Output the data word for word, dropping every image.

<<<<

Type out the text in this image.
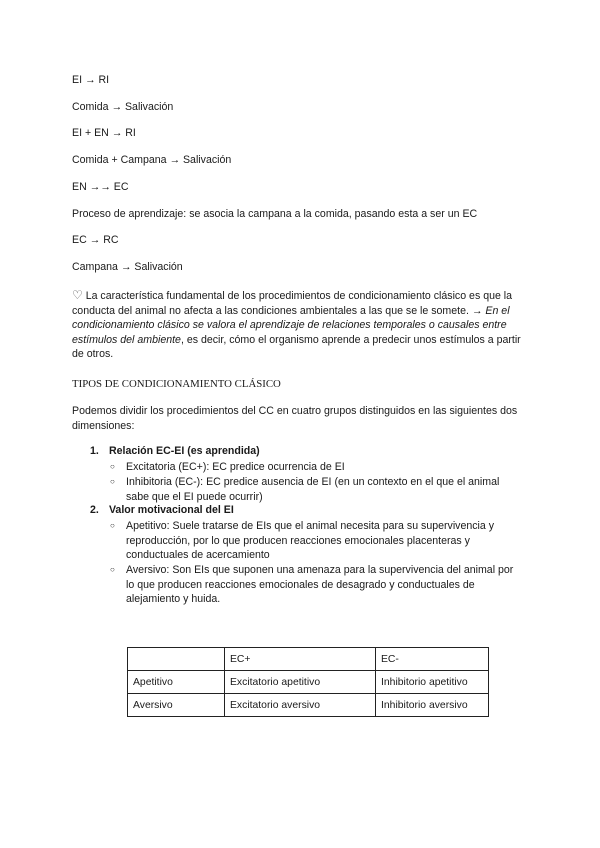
EI → RI
Comida → Salivación
EI + EN → RI
Comida + Campana → Salivación
EN →→ EC
Proceso de aprendizaje: se asocia la campana a la comida, pasando esta a ser un EC
EC → RC
Campana → Salivación
♡ La característica fundamental de los procedimientos de condicionamiento clásico es que la conducta del animal no afecta a las condiciones ambientales a las que se le somete. → En el condicionamiento clásico se valora el aprendizaje de relaciones temporales o causales entre estímulos del ambiente, es decir, cómo el organismo aprende a predecir unos estímulos a partir de otros.
TIPOS DE CONDICIONAMIENTO CLÁSICO
Podemos dividir los procedimientos del CC en cuatro grupos distinguidos en las siguientes dos dimensiones:
1. Relación EC-EI (es aprendida)
○ Excitatoria (EC+): EC predice ocurrencia de EI
○ Inhibitoria (EC-): EC predice ausencia de EI (en un contexto en el que el animal sabe que el EI puede ocurrir)
2. Valor motivacional del EI
○ Apetitivo: Suele tratarse de EIs que el animal necesita para su supervivencia y reproducción, por lo que producen reacciones emocionales placenteras y conductuales de acercamiento
○ Aversivo: Son EIs que suponen una amenaza para la supervivencia del animal por lo que producen reacciones emocionales de desagrado y conductuales de alejamiento y huida.
	EC+	EC-
Apetitivo	Excitatorio apetitivo	Inhibitorio apetitivo
Aversivo	Excitatorio aversivo	Inhibitorio aversivo
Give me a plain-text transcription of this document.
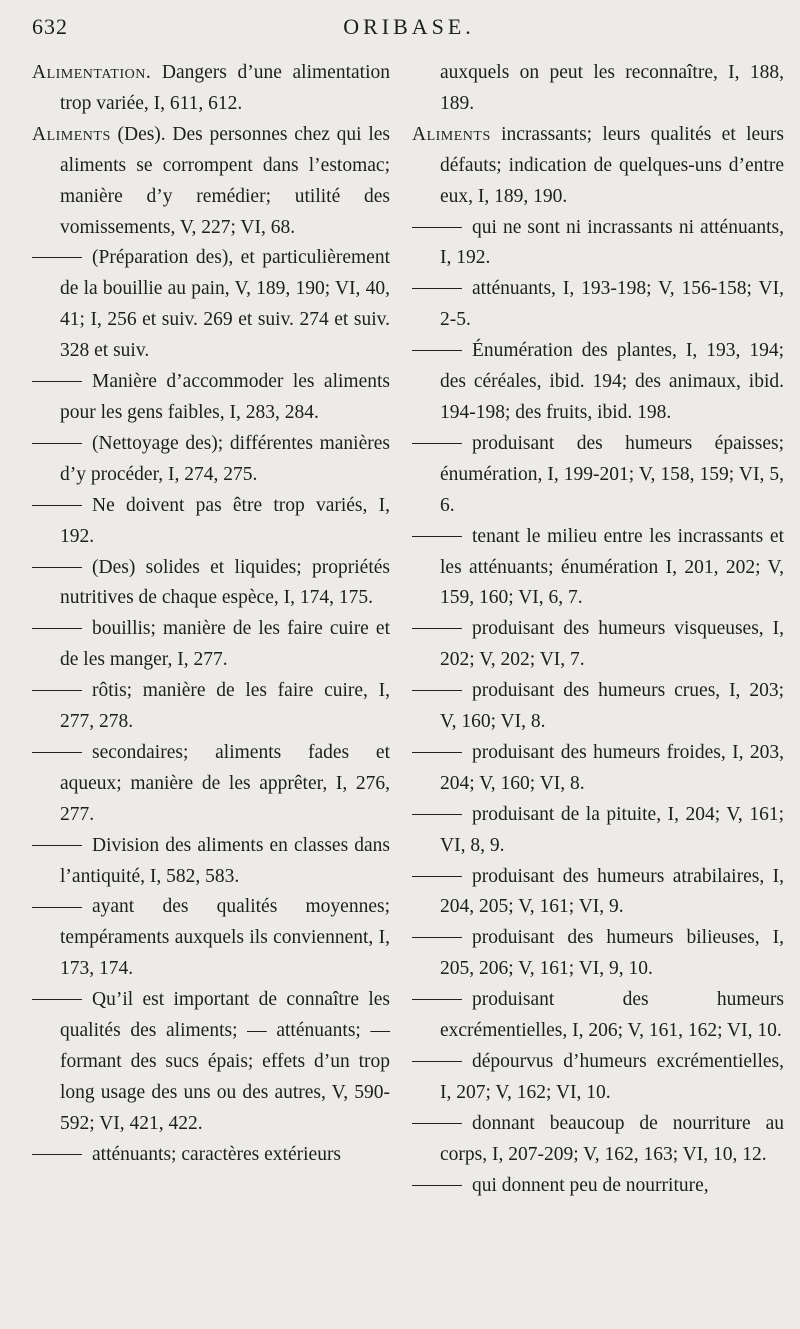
632	ORIBASE.

Alimentation. Dangers d’une alimentation trop variée, I, 611, 612.

Aliments (Des). Des personnes chez qui les aliments se corrompent dans l’estomac; manière d’y remédier; utilité des vomissements, V, 227; VI, 68.

(Préparation des), et particulièrement de la bouillie au pain, V, 189, 190; VI, 40, 41; I, 256 et suiv. 269 et suiv. 274 et suiv. 328 et suiv.

Manière d’accommoder les aliments pour les gens faibles, I, 283, 284.

(Nettoyage des); différentes manières d’y procéder, I, 274, 275.

Ne doivent pas être trop variés, I, 192.

(Des) solides et liquides; propriétés nutritives de chaque espèce, I, 174, 175.

bouillis; manière de les faire cuire et de les manger, I, 277.

rôtis; manière de les faire cuire, I, 277, 278.

secondaires; aliments fades et aqueux; manière de les apprêter, I, 276, 277.

Division des aliments en classes dans l’antiquité, I, 582, 583.

ayant des qualités moyennes; tempéraments auxquels ils conviennent, I, 173, 174.

Qu’il est important de connaître les qualités des aliments; — atténuants; — formant des sucs épais; effets d’un trop long usage des uns ou des autres, V, 590-592; VI, 421, 422.

atténuants; caractères extérieurs

auxquels on peut les reconnaître, I, 188, 189.

Aliments incrassants; leurs qualités et leurs défauts; indication de quelques-uns d’entre eux, I, 189, 190.

qui ne sont ni incrassants ni atténuants, I, 192.

atténuants, I, 193-198; V, 156-158; VI, 2-5.

Énumération des plantes, I, 193, 194; des céréales, ibid. 194; des animaux, ibid. 194-198; des fruits, ibid. 198.

produisant des humeurs épaisses; énumération, I, 199-201; V, 158, 159; VI, 5, 6.

tenant le milieu entre les incrassants et les atténuants; énumération I, 201, 202; V, 159, 160; VI, 6, 7.

produisant des humeurs visqueuses, I, 202; V, 202; VI, 7.

produisant des humeurs crues, I, 203; V, 160; VI, 8.

produisant des humeurs froides, I, 203, 204; V, 160; VI, 8.

produisant de la pituite, I, 204; V, 161; VI, 8, 9.

produisant des humeurs atrabilaires, I, 204, 205; V, 161; VI, 9.

produisant des humeurs bilieuses, I, 205, 206; V, 161; VI, 9, 10.

produisant des humeurs excrémentielles, I, 206; V, 161, 162; VI, 10.

dépourvus d’humeurs excrémentielles, I, 207; V, 162; VI, 10.

donnant beaucoup de nourriture au corps, I, 207-209; V, 162, 163; VI, 10, 12.

qui donnent peu de nourriture,
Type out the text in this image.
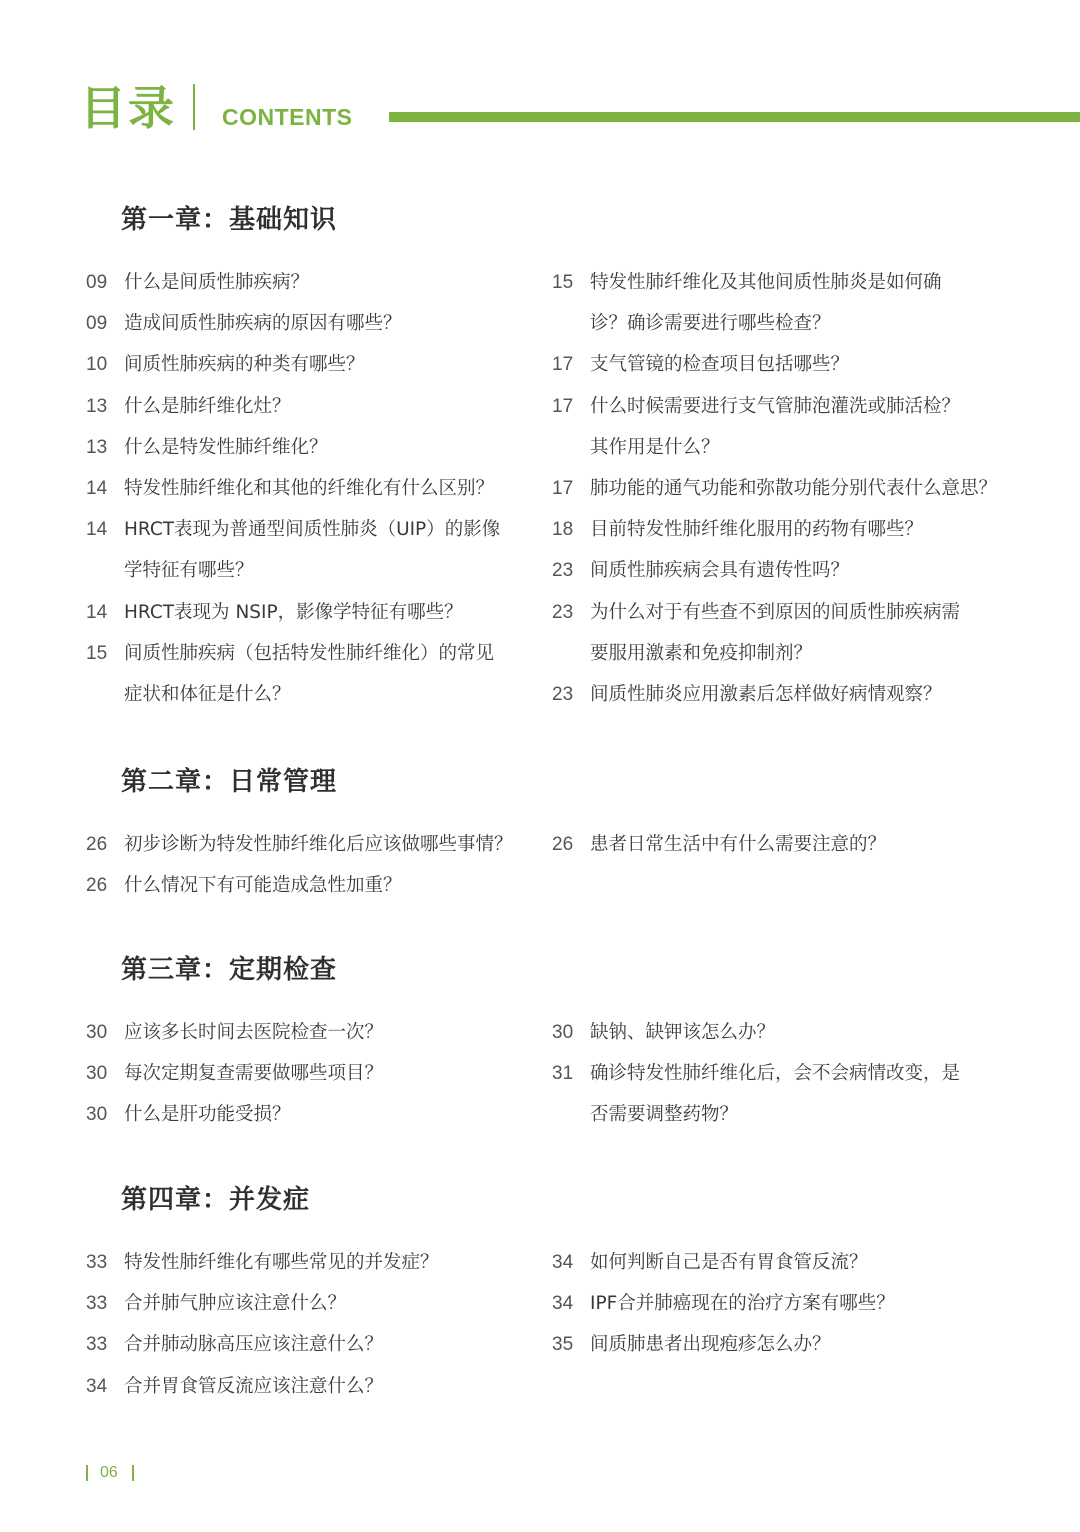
目录 CONTENTS
第一章：基础知识
09 什么是间质性肺疾病？
09 造成间质性肺疾病的原因有哪些？
10 间质性肺疾病的种类有哪些？
13 什么是肺纤维化灶？
13 什么是特发性肺纤维化？
14 特发性肺纤维化和其他的纤维化有什么区别？
14 HRCT表现为普通型间质性肺炎（UIP）的影像
学特征有哪些？
14 HRCT表现为 NSIP，影像学特征有哪些？
15 间质性肺疾病（包括特发性肺纤维化）的常见
症状和体征是什么？
15 特发性肺纤维化及其他间质性肺炎是如何确
诊？确诊需要进行哪些检查？
17 支气管镜的检查项目包括哪些？
17 什么时候需要进行支气管肺泡灌洗或肺活检？
其作用是什么？
17 肺功能的通气功能和弥散功能分别代表什么意思？
18 目前特发性肺纤维化服用的药物有哪些？
23 间质性肺疾病会具有遗传性吗？
23 为什么对于有些查不到原因的间质性肺疾病需
要服用激素和免疫抑制剂？
23 间质性肺炎应用激素后怎样做好病情观察？
第二章：日常管理
26 初步诊断为特发性肺纤维化后应该做哪些事情？
26 什么情况下有可能造成急性加重？
26 患者日常生活中有什么需要注意的？
第三章：定期检查
30 应该多长时间去医院检查一次？
30 每次定期复查需要做哪些项目？
30 什么是肝功能受损？
30 缺钠、缺钾该怎么办？
31 确诊特发性肺纤维化后，会不会病情改变，是
否需要调整药物？
第四章：并发症
33 特发性肺纤维化有哪些常见的并发症？
33 合并肺气肿应该注意什么？
33 合并肺动脉高压应该注意什么？
34 合并胃食管反流应该注意什么？
34 如何判断自己是否有胃食管反流？
34 IPF合并肺癌现在的治疗方案有哪些？
35 间质肺患者出现疱疹怎么办？
06
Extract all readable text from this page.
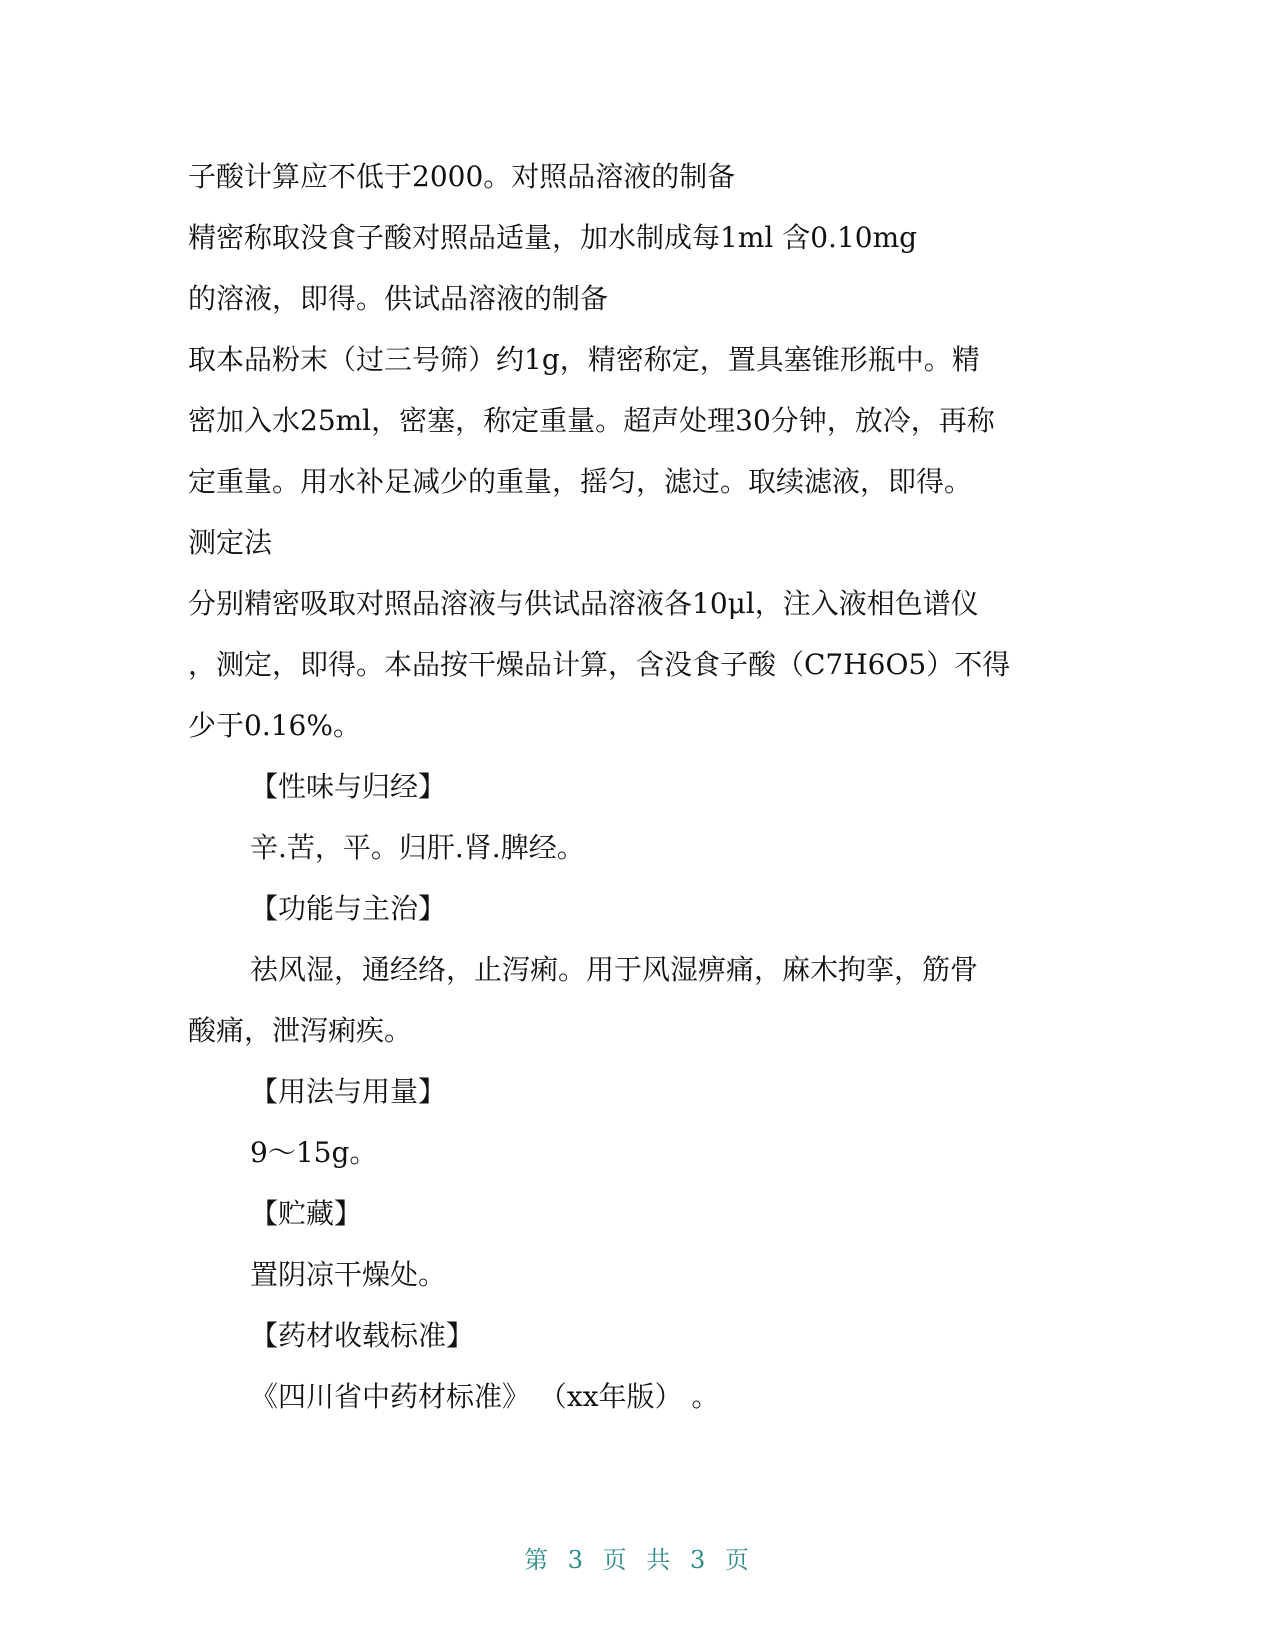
子酸计算应不低于2000。对照品溶液的制备
精密称取没食子酸对照品适量，加水制成每1ml 含0.10mg
的溶液，即得。供试品溶液的制备
取本品粉末（过三号筛）约1g，精密称定，置具塞锥形瓶中。精
密加入水25ml，密塞，称定重量。超声处理30分钟，放冷，再称
定重量。用水补足减少的重量，摇匀，滤过。取续滤液，即得。
测定法
分别精密吸取对照品溶液与供试品溶液各10μl，注入液相色谱仪
，测定，即得。本品按干燥品计算，含没食子酸（C7H6O5）不得
少于0.16%。
【性味与归经】
辛.苦，平。归肝.肾.脾经。
【功能与主治】
祛风湿，通经络，止泻痢。用于风湿痹痛，麻木拘挛，筋骨
酸痛，泄泻痢疾。
【用法与用量】
9～15g。
【贮藏】
置阴凉干燥处。
【药材收载标准】
《四川省中药材标准》 （xx年版） 。
第 3 页 共 3 页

>>>>

● Finished exercise:
Type out the text in this image.
EI → RI
Comida → Salivación
EI + EN → RI
Comida + Campana → Salivación
EN →→ EC
Proceso de aprendizaje: se asocia la campana a la comida, pasando esta a ser un EC
EC → RC
Campana → Salivación
♡ La característica fundamental de los procedimientos de condicionamiento clásico es que la conducta del animal no afecta a las condiciones ambientales a las que se le somete. → En el condicionamiento clásico se valora el aprendizaje de relaciones temporales o causales entre estímulos del ambiente, es decir, cómo el organismo aprende a predecir unos estímulos a partir de otros.
TIPOS DE CONDICIONAMIENTO CLÁSICO
Podemos dividir los procedimientos del CC en cuatro grupos distinguidos en las siguientes dos dimensiones:
1. Relación EC-EI (es aprendida)
○ Excitatoria (EC+): EC predice ocurrencia de EI
○ Inhibitoria (EC-): EC predice ausencia de EI (en un contexto en el que el animal sabe que el EI puede ocurrir)
2. Valor motivacional del EI
○ Apetitivo: Suele tratarse de EIs que el animal necesita para su supervivencia y reproducción, por lo que producen reacciones emocionales placenteras y conductuales de acercamiento
○ Aversivo: Son EIs que suponen una amenaza para la supervivencia del animal por lo que producen reacciones emocionales de desagrado y conductuales de alejamiento y huida.
	EC+	EC-
Apetitivo	Excitatorio apetitivo	Inhibitorio apetitivo
Aversivo	Excitatorio aversivo	Inhibitorio aversivo
Give me a plain-text transcription of this document.
632	ORIBASE.

Alimentation. Dangers d’une alimentation trop variée, I, 611, 612.

Aliments (Des). Des personnes chez qui les aliments se corrompent dans l’estomac; manière d’y remédier; utilité des vomissements, V, 227; VI, 68.

(Préparation des), et particulièrement de la bouillie au pain, V, 189, 190; VI, 40, 41; I, 256 et suiv. 269 et suiv. 274 et suiv. 328 et suiv.

Manière d’accommoder les aliments pour les gens faibles, I, 283, 284.

(Nettoyage des); différentes manières d’y procéder, I, 274, 275.

Ne doivent pas être trop variés, I, 192.

(Des) solides et liquides; propriétés nutritives de chaque espèce, I, 174, 175.

bouillis; manière de les faire cuire et de les manger, I, 277.

rôtis; manière de les faire cuire, I, 277, 278.

secondaires; aliments fades et aqueux; manière de les apprêter, I, 276, 277.

Division des aliments en classes dans l’antiquité, I, 582, 583.

ayant des qualités moyennes; tempéraments auxquels ils conviennent, I, 173, 174.

Qu’il est important de connaître les qualités des aliments; — atténuants; — formant des sucs épais; effets d’un trop long usage des uns ou des autres, V, 590-592; VI, 421, 422.

atténuants; caractères extérieurs

auxquels on peut les reconnaître, I, 188, 189.

Aliments incrassants; leurs qualités et leurs défauts; indication de quelques-uns d’entre eux, I, 189, 190.

qui ne sont ni incrassants ni atténuants, I, 192.

atténuants, I, 193-198; V, 156-158; VI, 2-5.

Énumération des plantes, I, 193, 194; des céréales, ibid. 194; des animaux, ibid. 194-198; des fruits, ibid. 198.

produisant des humeurs épaisses; énumération, I, 199-201; V, 158, 159; VI, 5, 6.

tenant le milieu entre les incrassants et les atténuants; énumération I, 201, 202; V, 159, 160; VI, 6, 7.

produisant des humeurs visqueuses, I, 202; V, 202; VI, 7.

produisant des humeurs crues, I, 203; V, 160; VI, 8.

produisant des humeurs froides, I, 203, 204; V, 160; VI, 8.

produisant de la pituite, I, 204; V, 161; VI, 8, 9.

produisant des humeurs atrabilaires, I, 204, 205; V, 161; VI, 9.

produisant des humeurs bilieuses, I, 205, 206; V, 161; VI, 9, 10.

produisant des humeurs excrémentielles, I, 206; V, 161, 162; VI, 10.

dépourvus d’humeurs excrémentielles, I, 207; V, 162; VI, 10.

donnant beaucoup de nourriture au corps, I, 207-209; V, 162, 163; VI, 10, 12.

qui donnent peu de nourriture,
Type out the text in this image.
目录 CONTENTS
第一章：基础知识
09 什么是间质性肺疾病？
09 造成间质性肺疾病的原因有哪些？
10 间质性肺疾病的种类有哪些？
13 什么是肺纤维化灶？
13 什么是特发性肺纤维化？
14 特发性肺纤维化和其他的纤维化有什么区别？
14 HRCT表现为普通型间质性肺炎（UIP）的影像
学特征有哪些？
14 HRCT表现为 NSIP，影像学特征有哪些？
15 间质性肺疾病（包括特发性肺纤维化）的常见
症状和体征是什么？
15 特发性肺纤维化及其他间质性肺炎是如何确
诊？确诊需要进行哪些检查？
17 支气管镜的检查项目包括哪些？
17 什么时候需要进行支气管肺泡灌洗或肺活检？
其作用是什么？
17 肺功能的通气功能和弥散功能分别代表什么意思？
18 目前特发性肺纤维化服用的药物有哪些？
23 间质性肺疾病会具有遗传性吗？
23 为什么对于有些查不到原因的间质性肺疾病需
要服用激素和免疫抑制剂？
23 间质性肺炎应用激素后怎样做好病情观察？
第二章：日常管理
26 初步诊断为特发性肺纤维化后应该做哪些事情？
26 什么情况下有可能造成急性加重？
26 患者日常生活中有什么需要注意的？
第三章：定期检查
30 应该多长时间去医院检查一次？
30 每次定期复查需要做哪些项目？
30 什么是肝功能受损？
30 缺钠、缺钾该怎么办？
31 确诊特发性肺纤维化后，会不会病情改变，是
否需要调整药物？
第四章：并发症
33 特发性肺纤维化有哪些常见的并发症？
33 合并肺气肿应该注意什么？
33 合并肺动脉高压应该注意什么？
34 合并胃食管反流应该注意什么？
34 如何判断自己是否有胃食管反流？
34 IPF合并肺癌现在的治疗方案有哪些？
35 间质肺患者出现疱疹怎么办？
06
Extract all readable text from this page.
子酸计算应不低于2000。对照品溶液的制备
精密称取没食子酸对照品适量，加水制成每1ml 含0.10mg
的溶液，即得。供试品溶液的制备
取本品粉末（过三号筛）约1g，精密称定，置具塞锥形瓶中。精
密加入水25ml，密塞，称定重量。超声处理30分钟，放冷，再称
定重量。用水补足减少的重量，摇匀，滤过。取续滤液，即得。
测定法
分别精密吸取对照品溶液与供试品溶液各10μl，注入液相色谱仪
，测定，即得。本品按干燥品计算，含没食子酸（C7H6O5）不得
少于0.16%。
【性味与归经】
辛.苦，平。归肝.肾.脾经。
【功能与主治】
祛风湿，通经络，止泻痢。用于风湿痹痛，麻木拘挛，筋骨
酸痛，泄泻痢疾。
【用法与用量】
9～15g。
【贮藏】
置阴凉干燥处。
【药材收载标准】
《四川省中药材标准》 （xx年版） 。
第 3 页 共 3 页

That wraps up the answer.